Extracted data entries
— start —
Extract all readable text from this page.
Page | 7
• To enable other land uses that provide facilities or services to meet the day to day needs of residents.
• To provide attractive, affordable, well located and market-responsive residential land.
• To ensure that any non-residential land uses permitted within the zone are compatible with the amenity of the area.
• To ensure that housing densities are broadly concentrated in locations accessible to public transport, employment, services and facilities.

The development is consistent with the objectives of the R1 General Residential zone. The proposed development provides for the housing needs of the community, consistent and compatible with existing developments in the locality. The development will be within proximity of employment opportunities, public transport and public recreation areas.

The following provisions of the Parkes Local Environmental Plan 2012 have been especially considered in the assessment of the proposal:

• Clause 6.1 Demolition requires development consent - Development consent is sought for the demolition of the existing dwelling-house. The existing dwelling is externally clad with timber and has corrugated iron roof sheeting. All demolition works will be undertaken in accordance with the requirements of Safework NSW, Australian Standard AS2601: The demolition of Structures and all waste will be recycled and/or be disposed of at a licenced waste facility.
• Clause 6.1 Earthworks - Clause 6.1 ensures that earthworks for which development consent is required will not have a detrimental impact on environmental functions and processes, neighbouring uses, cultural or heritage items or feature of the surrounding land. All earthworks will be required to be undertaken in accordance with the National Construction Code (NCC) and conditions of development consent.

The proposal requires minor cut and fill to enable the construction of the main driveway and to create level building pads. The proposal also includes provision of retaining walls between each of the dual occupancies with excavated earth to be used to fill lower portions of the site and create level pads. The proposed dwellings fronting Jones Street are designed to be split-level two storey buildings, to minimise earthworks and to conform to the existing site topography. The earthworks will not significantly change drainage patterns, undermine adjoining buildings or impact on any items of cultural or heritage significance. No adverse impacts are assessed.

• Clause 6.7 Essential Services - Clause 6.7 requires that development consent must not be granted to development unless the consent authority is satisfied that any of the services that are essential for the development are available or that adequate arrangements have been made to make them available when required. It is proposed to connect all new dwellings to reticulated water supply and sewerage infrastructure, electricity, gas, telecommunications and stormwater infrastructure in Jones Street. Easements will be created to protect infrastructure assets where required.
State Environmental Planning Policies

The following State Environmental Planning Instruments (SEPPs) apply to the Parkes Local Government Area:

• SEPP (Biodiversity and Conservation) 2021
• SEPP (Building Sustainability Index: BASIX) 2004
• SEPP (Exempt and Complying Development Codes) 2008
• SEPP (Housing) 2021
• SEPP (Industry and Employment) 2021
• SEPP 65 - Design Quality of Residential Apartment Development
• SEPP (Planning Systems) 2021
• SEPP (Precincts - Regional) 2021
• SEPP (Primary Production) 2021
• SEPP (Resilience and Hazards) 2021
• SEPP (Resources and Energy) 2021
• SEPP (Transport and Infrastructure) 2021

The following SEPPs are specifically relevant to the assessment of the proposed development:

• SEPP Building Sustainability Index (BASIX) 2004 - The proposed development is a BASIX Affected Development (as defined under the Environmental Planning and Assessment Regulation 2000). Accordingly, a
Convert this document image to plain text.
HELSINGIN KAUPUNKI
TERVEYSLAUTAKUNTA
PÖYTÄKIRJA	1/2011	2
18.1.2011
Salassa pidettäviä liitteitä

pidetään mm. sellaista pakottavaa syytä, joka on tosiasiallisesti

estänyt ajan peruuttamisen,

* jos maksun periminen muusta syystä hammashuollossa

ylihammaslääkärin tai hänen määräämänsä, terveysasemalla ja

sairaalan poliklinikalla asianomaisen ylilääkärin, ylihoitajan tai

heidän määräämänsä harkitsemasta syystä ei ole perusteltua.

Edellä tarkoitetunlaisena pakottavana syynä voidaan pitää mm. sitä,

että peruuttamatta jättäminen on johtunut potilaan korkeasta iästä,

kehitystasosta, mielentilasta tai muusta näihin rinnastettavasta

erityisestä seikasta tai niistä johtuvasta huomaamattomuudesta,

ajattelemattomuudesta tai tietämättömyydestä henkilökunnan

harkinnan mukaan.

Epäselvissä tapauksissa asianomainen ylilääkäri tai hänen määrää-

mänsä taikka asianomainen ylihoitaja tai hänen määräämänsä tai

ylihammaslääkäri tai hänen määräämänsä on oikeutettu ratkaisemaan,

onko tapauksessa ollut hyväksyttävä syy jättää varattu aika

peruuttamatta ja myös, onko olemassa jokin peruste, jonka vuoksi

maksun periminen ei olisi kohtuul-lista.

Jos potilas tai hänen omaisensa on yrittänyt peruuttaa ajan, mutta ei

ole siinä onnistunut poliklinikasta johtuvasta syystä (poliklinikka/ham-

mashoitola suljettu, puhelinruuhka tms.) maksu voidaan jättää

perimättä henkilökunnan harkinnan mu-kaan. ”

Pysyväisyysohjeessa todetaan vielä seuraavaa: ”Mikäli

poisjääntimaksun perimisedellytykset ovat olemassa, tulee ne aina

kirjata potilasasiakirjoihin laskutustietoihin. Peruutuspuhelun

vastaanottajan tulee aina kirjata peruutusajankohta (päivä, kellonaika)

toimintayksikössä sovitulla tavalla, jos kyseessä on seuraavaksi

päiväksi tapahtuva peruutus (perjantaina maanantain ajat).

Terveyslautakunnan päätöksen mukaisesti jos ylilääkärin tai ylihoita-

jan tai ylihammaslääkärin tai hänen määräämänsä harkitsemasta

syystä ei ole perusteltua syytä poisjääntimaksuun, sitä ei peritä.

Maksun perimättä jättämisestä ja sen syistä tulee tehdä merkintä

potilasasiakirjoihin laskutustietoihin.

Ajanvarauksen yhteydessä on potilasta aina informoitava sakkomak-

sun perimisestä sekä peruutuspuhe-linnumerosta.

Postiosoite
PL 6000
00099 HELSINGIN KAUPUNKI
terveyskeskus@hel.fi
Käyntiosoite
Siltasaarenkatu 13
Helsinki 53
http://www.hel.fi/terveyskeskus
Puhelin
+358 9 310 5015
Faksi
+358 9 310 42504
— end —
Extract each entry in full, exactly as given.

### The response
Extract all readable text from this page.
Page | 7
• To enable other land uses that provide facilities or services to meet the day to day needs of residents.
• To provide attractive, affordable, well located and market-responsive residential land.
• To ensure that any non-residential land uses permitted within the zone are compatible with the amenity of the area.
• To ensure that housing densities are broadly concentrated in locations accessible to public transport, employment, services and facilities.

The development is consistent with the objectives of the R1 General Residential zone. The proposed development provides for the housing needs of the community, consistent and compatible with existing developments in the locality. The development will be within proximity of employment opportunities, public transport and public recreation areas.

The following provisions of the Parkes Local Environmental Plan 2012 have been especially considered in the assessment of the proposal:

• Clause 6.1 Demolition requires development consent - Development consent is sought for the demolition of the existing dwelling-house. The existing dwelling is externally clad with timber and has corrugated iron roof sheeting. All demolition works will be undertaken in accordance with the requirements of Safework NSW, Australian Standard AS2601: The demolition of Structures and all waste will be recycled and/or be disposed of at a licenced waste facility.
• Clause 6.1 Earthworks - Clause 6.1 ensures that earthworks for which development consent is required will not have a detrimental impact on environmental functions and processes, neighbouring uses, cultural or heritage items or feature of the surrounding land. All earthworks will be required to be undertaken in accordance with the National Construction Code (NCC) and conditions of development consent.

The proposal requires minor cut and fill to enable the construction of the main driveway and to create level building pads. The proposal also includes provision of retaining walls between each of the dual occupancies with excavated earth to be used to fill lower portions of the site and create level pads. The proposed dwellings fronting Jones Street are designed to be split-level two storey buildings, to minimise earthworks and to conform to the existing site topography. The earthworks will not significantly change drainage patterns, undermine adjoining buildings or impact on any items of cultural or heritage significance. No adverse impacts are assessed.

• Clause 6.7 Essential Services - Clause 6.7 requires that development consent must not be granted to development unless the consent authority is satisfied that any of the services that are essential for the development are available or that adequate arrangements have been made to make them available when required. It is proposed to connect all new dwellings to reticulated water supply and sewerage infrastructure, electricity, gas, telecommunications and stormwater infrastructure in Jones Street. Easements will be created to protect infrastructure assets where required.
State Environmental Planning Policies

The following State Environmental Planning Instruments (SEPPs) apply to the Parkes Local Government Area:

• SEPP (Biodiversity and Conservation) 2021
• SEPP (Building Sustainability Index: BASIX) 2004
• SEPP (Exempt and Complying Development Codes) 2008
• SEPP (Housing) 2021
• SEPP (Industry and Employment) 2021
• SEPP 65 - Design Quality of Residential Apartment Development
• SEPP (Planning Systems) 2021
• SEPP (Precincts - Regional) 2021
• SEPP (Primary Production) 2021
• SEPP (Resilience and Hazards) 2021
• SEPP (Resources and Energy) 2021
• SEPP (Transport and Infrastructure) 2021

The following SEPPs are specifically relevant to the assessment of the proposed development:

• SEPP Building Sustainability Index (BASIX) 2004 - The proposed development is a BASIX Affected Development (as defined under the Environmental Planning and Assessment Regulation 2000). Accordingly, a
Convert this document image to plain text.
HELSINGIN KAUPUNKI
TERVEYSLAUTAKUNTA
PÖYTÄKIRJA	1/2011	2
18.1.2011
Salassa pidettäviä liitteitä

pidetään mm. sellaista pakottavaa syytä, joka on tosiasiallisesti

estänyt ajan peruuttamisen,

* jos maksun periminen muusta syystä hammashuollossa

ylihammaslääkärin tai hänen määräämänsä, terveysasemalla ja

sairaalan poliklinikalla asianomaisen ylilääkärin, ylihoitajan tai

heidän määräämänsä harkitsemasta syystä ei ole perusteltua.

Edellä tarkoitetunlaisena pakottavana syynä voidaan pitää mm. sitä,

että peruuttamatta jättäminen on johtunut potilaan korkeasta iästä,

kehitystasosta, mielentilasta tai muusta näihin rinnastettavasta

erityisestä seikasta tai niistä johtuvasta huomaamattomuudesta,

ajattelemattomuudesta tai tietämättömyydestä henkilökunnan

harkinnan mukaan.

Epäselvissä tapauksissa asianomainen ylilääkäri tai hänen määrää-

mänsä taikka asianomainen ylihoitaja tai hänen määräämänsä tai

ylihammaslääkäri tai hänen määräämänsä on oikeutettu ratkaisemaan,

onko tapauksessa ollut hyväksyttävä syy jättää varattu aika

peruuttamatta ja myös, onko olemassa jokin peruste, jonka vuoksi

maksun periminen ei olisi kohtuul-lista.

Jos potilas tai hänen omaisensa on yrittänyt peruuttaa ajan, mutta ei

ole siinä onnistunut poliklinikasta johtuvasta syystä (poliklinikka/ham-

mashoitola suljettu, puhelinruuhka tms.) maksu voidaan jättää

perimättä henkilökunnan harkinnan mu-kaan. ”

Pysyväisyysohjeessa todetaan vielä seuraavaa: ”Mikäli

poisjääntimaksun perimisedellytykset ovat olemassa, tulee ne aina

kirjata potilasasiakirjoihin laskutustietoihin. Peruutuspuhelun

vastaanottajan tulee aina kirjata peruutusajankohta (päivä, kellonaika)

toimintayksikössä sovitulla tavalla, jos kyseessä on seuraavaksi

päiväksi tapahtuva peruutus (perjantaina maanantain ajat).

Terveyslautakunnan päätöksen mukaisesti jos ylilääkärin tai ylihoita-

jan tai ylihammaslääkärin tai hänen määräämänsä harkitsemasta

syystä ei ole perusteltua syytä poisjääntimaksuun, sitä ei peritä.

Maksun perimättä jättämisestä ja sen syistä tulee tehdä merkintä

potilasasiakirjoihin laskutustietoihin.

Ajanvarauksen yhteydessä on potilasta aina informoitava sakkomak-

sun perimisestä sekä peruutuspuhe-linnumerosta.

Postiosoite
PL 6000
00099 HELSINGIN KAUPUNKI
terveyskeskus@hel.fi
Käyntiosoite
Siltasaarenkatu 13
Helsinki 53
http://www.hel.fi/terveyskeskus
Puhelin
+358 9 310 5015
Faksi
+358 9 310 42504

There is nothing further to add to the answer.